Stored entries
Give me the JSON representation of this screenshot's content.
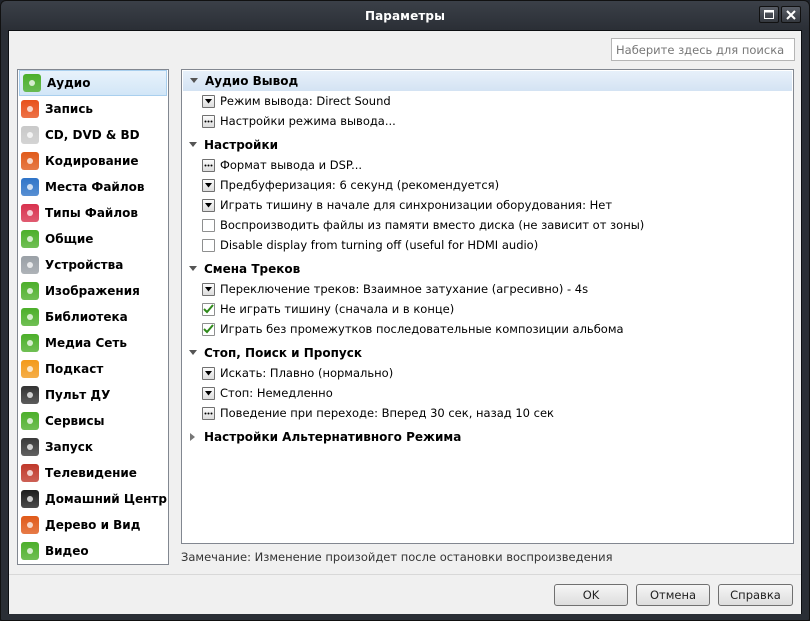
{
  "window": {
    "title": "Параметры"
  },
  "search": {
    "placeholder": "Наберите здесь для поиска"
  },
  "sidebar": {
    "items": [
      {
        "label": "Аудио",
        "icon": "audio-icon",
        "color": "#4caf2a",
        "selected": true
      },
      {
        "label": "Запись",
        "icon": "record-icon",
        "color": "#e8501a"
      },
      {
        "label": "CD, DVD & BD",
        "icon": "disc-icon",
        "color": "#c9c9c9"
      },
      {
        "label": "Кодирование",
        "icon": "encoding-icon",
        "color": "#e05a1a"
      },
      {
        "label": "Места Файлов",
        "icon": "compass-icon",
        "color": "#2f74c8"
      },
      {
        "label": "Типы Файлов",
        "icon": "file-types-icon",
        "color": "#d8324e"
      },
      {
        "label": "Общие",
        "icon": "checkmark-icon",
        "color": "#4caf2a"
      },
      {
        "label": "Устройства",
        "icon": "device-icon",
        "color": "#9aa0a6"
      },
      {
        "label": "Изображения",
        "icon": "images-icon",
        "color": "#4caf2a"
      },
      {
        "label": "Библиотека",
        "icon": "library-icon",
        "color": "#4caf2a"
      },
      {
        "label": "Медиа Сеть",
        "icon": "media-network-icon",
        "color": "#4caf2a"
      },
      {
        "label": "Подкаст",
        "icon": "podcast-icon",
        "color": "#f39a1b"
      },
      {
        "label": "Пульт ДУ",
        "icon": "remote-icon",
        "color": "#333333"
      },
      {
        "label": "Сервисы",
        "icon": "services-icon",
        "color": "#4caf2a"
      },
      {
        "label": "Запуск",
        "icon": "startup-icon",
        "color": "#3a3a3a"
      },
      {
        "label": "Телевидение",
        "icon": "tv-icon",
        "color": "#c0392b"
      },
      {
        "label": "Домашний Центр",
        "icon": "home-theater-icon",
        "color": "#1e1e1e"
      },
      {
        "label": "Дерево и Вид",
        "icon": "tree-view-icon",
        "color": "#e05a1a"
      },
      {
        "label": "Видео",
        "icon": "video-icon",
        "color": "#4caf2a"
      }
    ]
  },
  "sections": [
    {
      "title": "Аудио Вывод",
      "expanded": true,
      "rows": [
        {
          "type": "dropdown",
          "label": "Режим вывода: Direct Sound"
        },
        {
          "type": "ellipsis",
          "label": "Настройки режима вывода..."
        }
      ]
    },
    {
      "title": "Настройки",
      "expanded": true,
      "rows": [
        {
          "type": "ellipsis",
          "label": "Формат вывода и DSP..."
        },
        {
          "type": "dropdown",
          "label": "Предбуферизация: 6 секунд (рекомендуется)"
        },
        {
          "type": "dropdown",
          "label": "Играть тишину в начале для синхронизации оборудования: Нет"
        },
        {
          "type": "checkbox",
          "checked": false,
          "label": "Воспроизводить файлы из памяти вместо диска (не зависит от зоны)"
        },
        {
          "type": "checkbox",
          "checked": false,
          "label": "Disable display from turning off (useful for HDMI audio)"
        }
      ]
    },
    {
      "title": "Смена Треков",
      "expanded": true,
      "rows": [
        {
          "type": "dropdown",
          "label": "Переключение треков: Взаимное затухание (агресивно) - 4s"
        },
        {
          "type": "checkbox",
          "checked": true,
          "label": "Не играть тишину (сначала и в конце)"
        },
        {
          "type": "checkbox",
          "checked": true,
          "label": "Играть без промежутков последовательные композиции альбома"
        }
      ]
    },
    {
      "title": "Стоп, Поиск и Пропуск",
      "expanded": true,
      "rows": [
        {
          "type": "dropdown",
          "label": "Искать: Плавно (нормально)"
        },
        {
          "type": "dropdown",
          "label": "Стоп: Немедленно"
        },
        {
          "type": "ellipsis",
          "label": "Поведение при переходе: Вперед 30 сек, назад 10 сек"
        }
      ]
    },
    {
      "title": "Настройки Альтернативного Режима",
      "expanded": false,
      "rows": []
    }
  ],
  "footnote": "Замечание: Изменение произойдет после остановки воспроизведения",
  "buttons": {
    "ok": "OK",
    "cancel": "Отмена",
    "help": "Справка"
  },
  "colors": {
    "selection": "#d2e6f7",
    "checkmark": "#2f8a1a"
  }
}
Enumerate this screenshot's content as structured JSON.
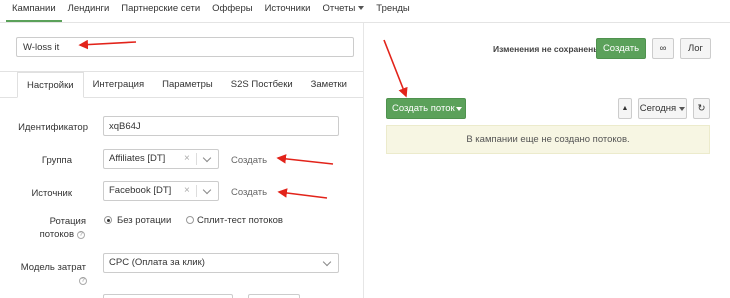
{
  "nav": {
    "items": [
      "Кампании",
      "Лендинги",
      "Партнерские сети",
      "Офферы",
      "Источники",
      "Отчеты",
      "Тренды"
    ]
  },
  "campaign": {
    "name": "W-loss it",
    "unsaved_text": "Изменения не сохранены",
    "save_label": "Создать",
    "link_icon": "∞",
    "log_label": "Лог"
  },
  "tabs": [
    "Настройки",
    "Интеграция",
    "Параметры",
    "S2S Постбеки",
    "Заметки"
  ],
  "form": {
    "id_label": "Идентификатор",
    "id_value": "xqB64J",
    "group_label": "Группа",
    "group_value": "Affiliates [DT]",
    "group_create": "Создать",
    "source_label": "Источник",
    "source_value": "Facebook [DT]",
    "source_create": "Создать",
    "rotation_label_1": "Ротация",
    "rotation_label_2": "потоков",
    "rotation_opt1": "Без ротации",
    "rotation_opt2": "Сплит-тест потоков",
    "cost_label_1": "Модель затрат",
    "cost_value": "CPC (Оплата за клик)",
    "clear_icon": "×",
    "help_icon": "?"
  },
  "streams": {
    "create_label": "Создать поток",
    "period_label": "Сегодня",
    "empty_text": "В кампании еще не создано потоков.",
    "up_icon": "▲",
    "refresh_icon": "↻"
  },
  "colors": {
    "accent": "#5ba15a",
    "annotation": "#e2231a",
    "notice_bg": "#f7f6e3"
  }
}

*Set exercise:* Find all lines with "Файлов" in them and copy each one.

*Expected output:*
        "label": "Места Файлов",
        "label": "Типы Файлов",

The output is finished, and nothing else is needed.